> [Work instructions]:
1/ According to the article on Naltrexone for alcoholism treatment, how often is a single Naltrexone tablet usually taken?
2/ List every treatment that the article on Naltrexone for alcoholism treatment says Naltrexone works best combined with.
3/ Resume the article on Naltrexone for alcoholism treatment after its final sentence.

> [Document extract]:
Originally Posted On: Naltrexone for Alcoholism Treatment
Naltrexone for Alcoholism Treatment
Naltrexone was initially used to treat opioid addiction, including heroin addiction. Recovering patients who consume Naltrexone can no longer experience the pleasurable effects of opioids and thus motivate patients to discontinue their drug abuse. Although this medication was initially used during drug addiction treatment, it was later discovered to have the same effects on alcohol treatment. Since the brain interacts with alcohol in a similar manner to that of opioids, Naltrexone can suppress the pleasurable sensations and euphoria of both substances.
Although Naltrexone has a long, successful history of treating alcoholism, it’s not sufficient on its own. The medication doesn’t reduce alcohol cravings and any associated alcohol withdrawal symptoms. Hence, Naltrexone works best when combined with other treatments, such as therapy, counseling, 12-step programs, and other medications. The effectiveness in the treatment of patients who experience relapses is one proven benefit of this medication.
The body absorbs Naltrexone through the liver, leading to possible liver damage at high doses, and lower doses of this medication can decrease its overall effectiveness. Subsequently, this can be dangerous for patients suffering from alcohol-related liver damages.
Proper Use of Naltrexone
Like most other alcoholism treatment medications, Naltrexone is a prescription medication that should only be taken under the strict supervision of a treatment specialist. Even though the medication is not known to react with alcohol adversely, it should only be prescribed to patients after the successful completion of an alcohol detoxification program. Due to specific side effects, Naltrexone should only be recommended after a medical check by a physician to ensure that the patient does not have any liver complications and if the patient is not pregnant.
Generally, Naltrexone is prescribed for a short period in an inpatient rehab setting. Nevertheless, research suggests that prolonged use of the medication (over three months) is the most effective for maintaining sobriety in patients. Subsequently, Naltrexone is considered a safe medication during indefinite treatment.
Before being prescribed, Naltrexone patients must inform their physician of any medications currently being used as Naltrexone can have adverse reactions to certain medications. A single Naltrexone tablet is usually taken once a day with or without food.

> [Raw data]:
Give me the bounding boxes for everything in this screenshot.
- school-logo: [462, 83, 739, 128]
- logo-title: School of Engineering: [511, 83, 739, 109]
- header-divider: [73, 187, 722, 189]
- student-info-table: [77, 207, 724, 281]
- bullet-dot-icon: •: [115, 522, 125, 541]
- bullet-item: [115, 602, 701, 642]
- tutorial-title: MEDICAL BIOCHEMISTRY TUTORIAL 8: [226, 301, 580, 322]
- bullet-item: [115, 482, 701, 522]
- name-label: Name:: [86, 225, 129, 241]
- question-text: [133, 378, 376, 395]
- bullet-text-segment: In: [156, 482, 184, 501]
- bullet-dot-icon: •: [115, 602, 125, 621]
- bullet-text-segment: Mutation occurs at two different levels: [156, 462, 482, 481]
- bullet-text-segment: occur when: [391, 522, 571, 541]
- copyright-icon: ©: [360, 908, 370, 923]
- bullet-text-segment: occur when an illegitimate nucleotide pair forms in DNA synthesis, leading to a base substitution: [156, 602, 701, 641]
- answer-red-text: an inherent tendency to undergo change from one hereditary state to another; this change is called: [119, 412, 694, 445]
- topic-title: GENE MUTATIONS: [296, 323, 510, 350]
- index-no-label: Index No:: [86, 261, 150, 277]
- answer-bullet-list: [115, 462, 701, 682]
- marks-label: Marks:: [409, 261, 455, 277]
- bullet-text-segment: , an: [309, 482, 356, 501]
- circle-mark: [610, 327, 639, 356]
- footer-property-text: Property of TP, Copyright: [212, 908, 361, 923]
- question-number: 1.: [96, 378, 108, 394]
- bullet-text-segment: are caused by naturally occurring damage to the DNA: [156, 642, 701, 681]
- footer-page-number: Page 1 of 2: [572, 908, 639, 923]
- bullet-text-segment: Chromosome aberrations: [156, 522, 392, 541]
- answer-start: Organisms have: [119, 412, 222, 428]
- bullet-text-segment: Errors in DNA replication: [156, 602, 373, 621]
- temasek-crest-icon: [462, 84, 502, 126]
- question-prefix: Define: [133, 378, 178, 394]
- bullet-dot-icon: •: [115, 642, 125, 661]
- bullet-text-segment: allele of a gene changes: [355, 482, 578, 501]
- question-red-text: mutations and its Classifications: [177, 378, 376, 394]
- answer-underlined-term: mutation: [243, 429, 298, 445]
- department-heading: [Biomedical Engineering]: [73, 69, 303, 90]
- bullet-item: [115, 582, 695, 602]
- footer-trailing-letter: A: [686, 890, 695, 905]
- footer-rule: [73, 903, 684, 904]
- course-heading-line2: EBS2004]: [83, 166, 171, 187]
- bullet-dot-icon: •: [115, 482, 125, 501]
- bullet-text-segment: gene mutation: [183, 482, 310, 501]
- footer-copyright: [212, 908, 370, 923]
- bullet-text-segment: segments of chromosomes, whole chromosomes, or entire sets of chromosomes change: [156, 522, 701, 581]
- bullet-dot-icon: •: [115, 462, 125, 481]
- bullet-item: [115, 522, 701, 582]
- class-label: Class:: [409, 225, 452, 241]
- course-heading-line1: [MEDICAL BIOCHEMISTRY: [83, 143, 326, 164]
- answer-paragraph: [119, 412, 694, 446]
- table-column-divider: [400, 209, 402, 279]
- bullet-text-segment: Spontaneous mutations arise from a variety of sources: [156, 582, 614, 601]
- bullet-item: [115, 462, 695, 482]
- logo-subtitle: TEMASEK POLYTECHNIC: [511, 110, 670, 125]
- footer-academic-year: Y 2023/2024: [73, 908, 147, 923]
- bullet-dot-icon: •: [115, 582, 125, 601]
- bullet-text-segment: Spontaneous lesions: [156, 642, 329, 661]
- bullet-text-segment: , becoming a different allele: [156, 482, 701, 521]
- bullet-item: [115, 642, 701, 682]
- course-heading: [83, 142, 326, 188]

> [Activity answers]:
1/ Once a day, with or without food.

2/ Therapy, counseling, 12-step programs, and other medications.

3/
It may also be prescribed as:
- Once every other day
- Once every third day
- Once every day except for one designated day of the week
A patient can take a missed dose if it’s not close to the next dose, as the doubling of doses remains unsafe, even if the patient has missed their previous dose.
Side Effects of Naltrexone
Naltrexone’s side effects are well studied and documented due to its long history. Thus, the very few and mild side effects are among the prime reasons for its wide use in alcoholism treatment. However, similar to most alcoholism medications, it too poses a possibility to cause severe and fatal adverse side effects in certain patients, and hence Naltrexone is only prescribed at rehab settings to ensure the patient’s safety.
Common side effects of Naltrexone include:
- Anxiety and nervousness
- Abdominal pain
- Nausea and vomiting
- Increased or decreased energy
- Ringing in the ears
Less common but more severe Naltrexone’s side effects include:
- Suicidal thoughts
- Blurred vision
- Liver toxicity and failure
- Hypersensitivity to the drug
- Swelling in the face, feet, and legs
- Shortness of breath
Benefits of Naltrexone
- Reduces the motivation to drink, especially among patients who are highly likely to relapse.
- Comparatively fewer and mild side effects than alternative alcoholism medications.
- Helps improve the outcome of other treatment methods like counseling and therapy.
- Therapeutic advantages are widely accepted to surpass the potential side effects.